• YOUR GOAL:
Tally the lines that contain the string "heart" and state that total without comment.

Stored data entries
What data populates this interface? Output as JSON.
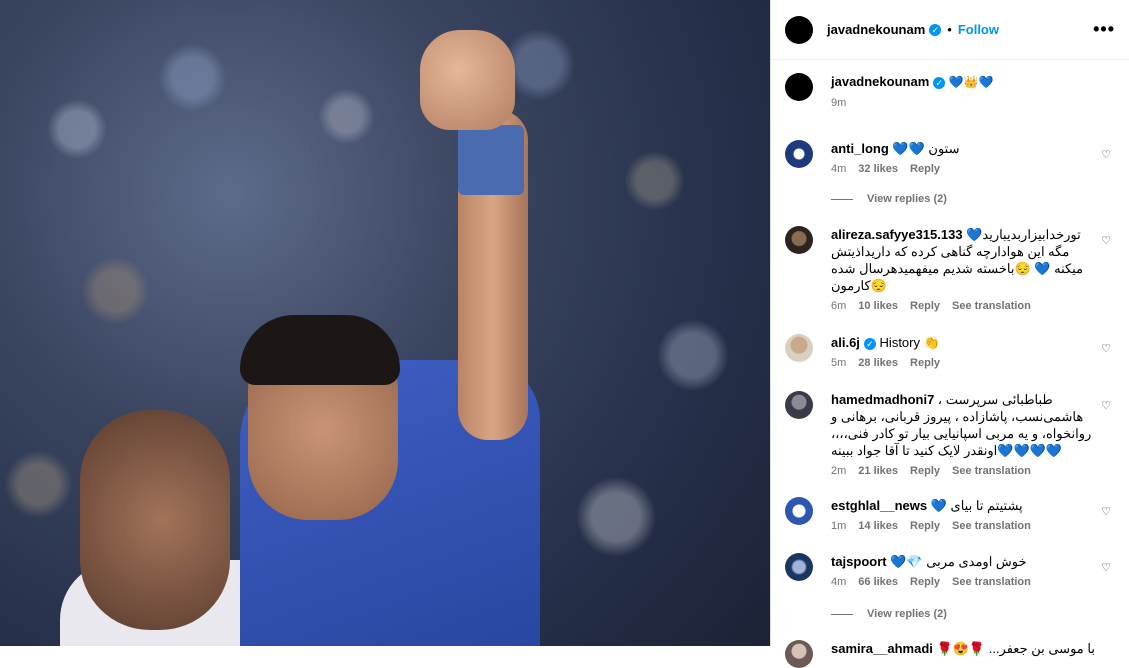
{
  "post": {
    "author": "javadnekounam",
    "follow_label": "Follow",
    "dot": "•",
    "more": "•••",
    "caption_text": "💙👑💙",
    "caption_time": "9m"
  },
  "comments": [
    {
      "user": "anti_long",
      "text": "💙💙 ستون",
      "time": "4m",
      "likes": "32 likes",
      "reply": "Reply",
      "translate": ""
    },
    {
      "user": "alireza.safyye315.133",
      "text": "تورخدابیزاربدیبارید💙 مگه این هوادارچه گناهی کرده که داریداذیتش میکنه 💙 😔باخسته شدیم میفهمیدهرسال شده کارمون😔",
      "time": "6m",
      "likes": "10 likes",
      "reply": "Reply",
      "translate": "See translation"
    },
    {
      "user": "ali.6j",
      "text": "History 👏",
      "time": "5m",
      "likes": "28 likes",
      "reply": "Reply",
      "translate": ""
    },
    {
      "user": "hamedmadhoni7",
      "text": "طباطبائی سرپرست ، هاشمی‌نسب، پاشازاده ، پیروز قربانی، برهانی و روانخواه، و یه مربی اسپانیایی بیار تو کادر فنی،،،، اونقدر لایک کنید تا آقا جواد ببینه💙💙💙💙",
      "time": "2m",
      "likes": "21 likes",
      "reply": "Reply",
      "translate": "See translation"
    },
    {
      "user": "estghlal__news",
      "text": "💙 پشتیتم تا بیای",
      "time": "1m",
      "likes": "14 likes",
      "reply": "Reply",
      "translate": "See translation"
    },
    {
      "user": "tajspoort",
      "text": "💙💎 خوش اومدی مربی",
      "time": "4m",
      "likes": "66 likes",
      "reply": "Reply",
      "translate": "See translation"
    },
    {
      "user": "samira__ahmadi",
      "text": "🌹😍🌹 ...با موسی بن جعفر",
      "time": "",
      "likes": "",
      "reply": "",
      "translate": ""
    }
  ],
  "view_replies_1": "View replies (2)",
  "view_replies_2": "View replies (2)",
  "icons": {
    "verified": "verified-badge-icon",
    "heart": "heart-outline-icon",
    "more": "more-options-icon"
  },
  "colors": {
    "accent": "#0095f6",
    "muted": "#737373",
    "jersey": "#2746a0"
  }
}
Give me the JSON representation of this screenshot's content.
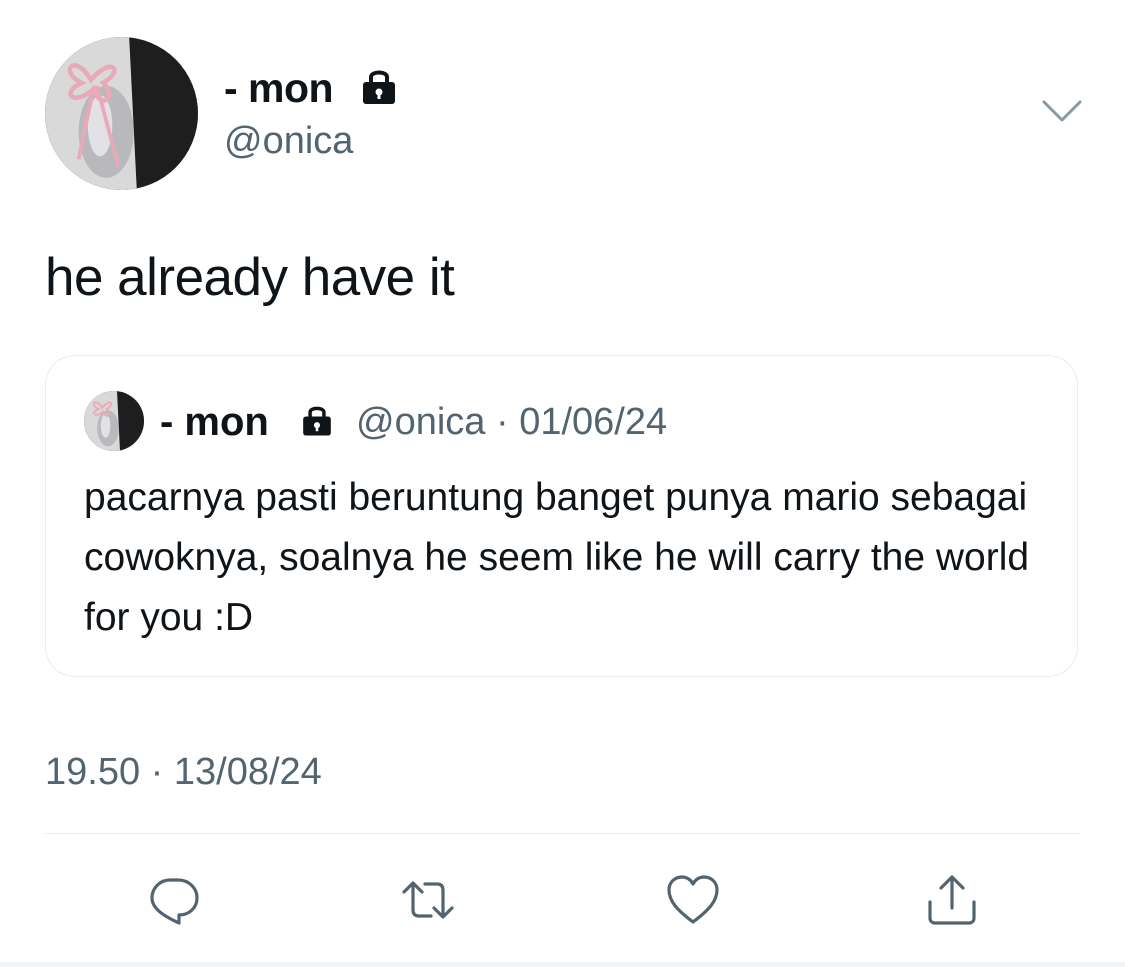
{
  "tweet": {
    "author": {
      "display_name": "- mon",
      "handle": "@onica",
      "locked": true
    },
    "text": "he already have it",
    "timestamp": "19.50 · 13/08/24",
    "menu_icon": "chevron-down-icon"
  },
  "quote": {
    "author": {
      "display_name": "- mon",
      "handle": "@onica",
      "locked": true
    },
    "meta": "@onica · 01/06/24",
    "text": "pacarnya pasti beruntung banget punya mario sebagai cowoknya, soalnya he seem like he will carry the world for you :D"
  },
  "actions": [
    {
      "name": "reply",
      "icon": "comment-icon"
    },
    {
      "name": "retweet",
      "icon": "retweet-icon"
    },
    {
      "name": "like",
      "icon": "heart-icon"
    },
    {
      "name": "share",
      "icon": "share-icon"
    }
  ],
  "colors": {
    "text": "#0f1419",
    "secondary": "#536471",
    "border": "#e6ecf0",
    "icon": "#536471"
  }
}
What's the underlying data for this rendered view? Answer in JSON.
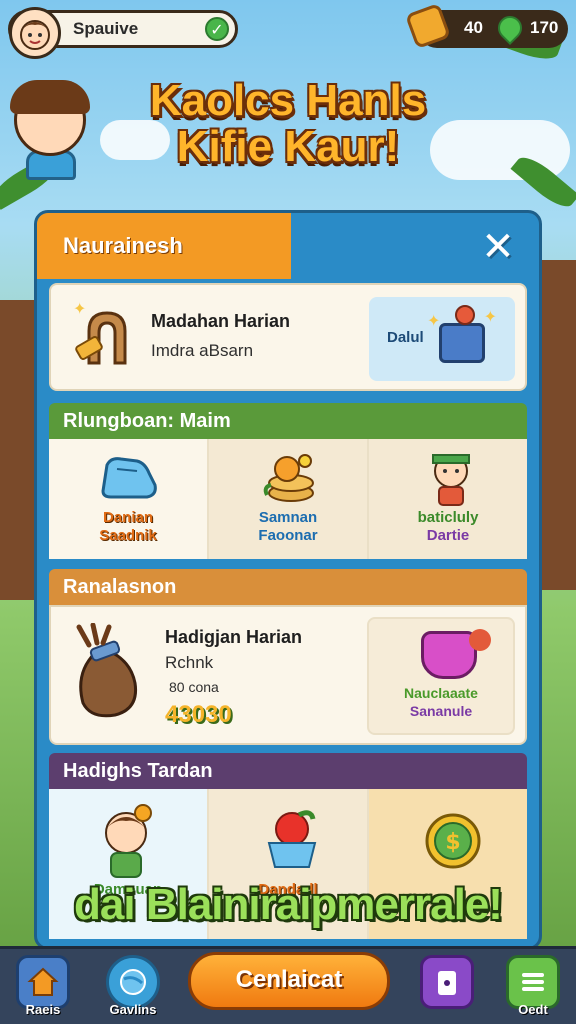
{
  "top_bar": {
    "player_name": "Spauive",
    "currency_a": "40",
    "currency_b": "170"
  },
  "title": "Kaolcs Hanls Kifie Kaur!",
  "panel": {
    "tab_title": "Naurainesh",
    "daily": {
      "title": "Madahan Harian",
      "subtitle": "Imdra aBsarn",
      "preview_label": "Dalul"
    },
    "section_2": {
      "label": "Rlungboan: Maim",
      "tiles": [
        {
          "label_top": "Danian",
          "label_bottom": "Saadnik"
        },
        {
          "label_top": "Samnan",
          "label_bottom": "Faoonar"
        },
        {
          "label_top": "baticluly",
          "label_bottom": "Dartie"
        }
      ]
    },
    "section_3": {
      "label": "Ranalasnon",
      "title": "Hadigjan Harian",
      "subtitle": "Rchnk",
      "note": "80 cona",
      "price": "43030",
      "preview_label_1": "Nauclaaate",
      "preview_label_2": "Sananule"
    },
    "section_4": {
      "label": "Hadighs Tardan",
      "tiles": [
        {
          "label": "Damouan"
        },
        {
          "label": "Dandadl"
        },
        {
          "label": ""
        }
      ]
    }
  },
  "banner": "dai Blainiraipmerrale!",
  "nav": {
    "home_label": "Raeis",
    "explore_label": "Gavlins",
    "cta_label": "Cenlaicat",
    "lock_label": "",
    "menu_label": "Oedt"
  },
  "colors": {
    "panel_blue": "#2a8bc7",
    "tab_orange": "#f39a24",
    "section_green": "#5a9a3a",
    "section_orange": "#d98f3a",
    "section_purple": "#5c3e6e",
    "cta_orange": "#f07a10"
  }
}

• THE OUTPUT:
2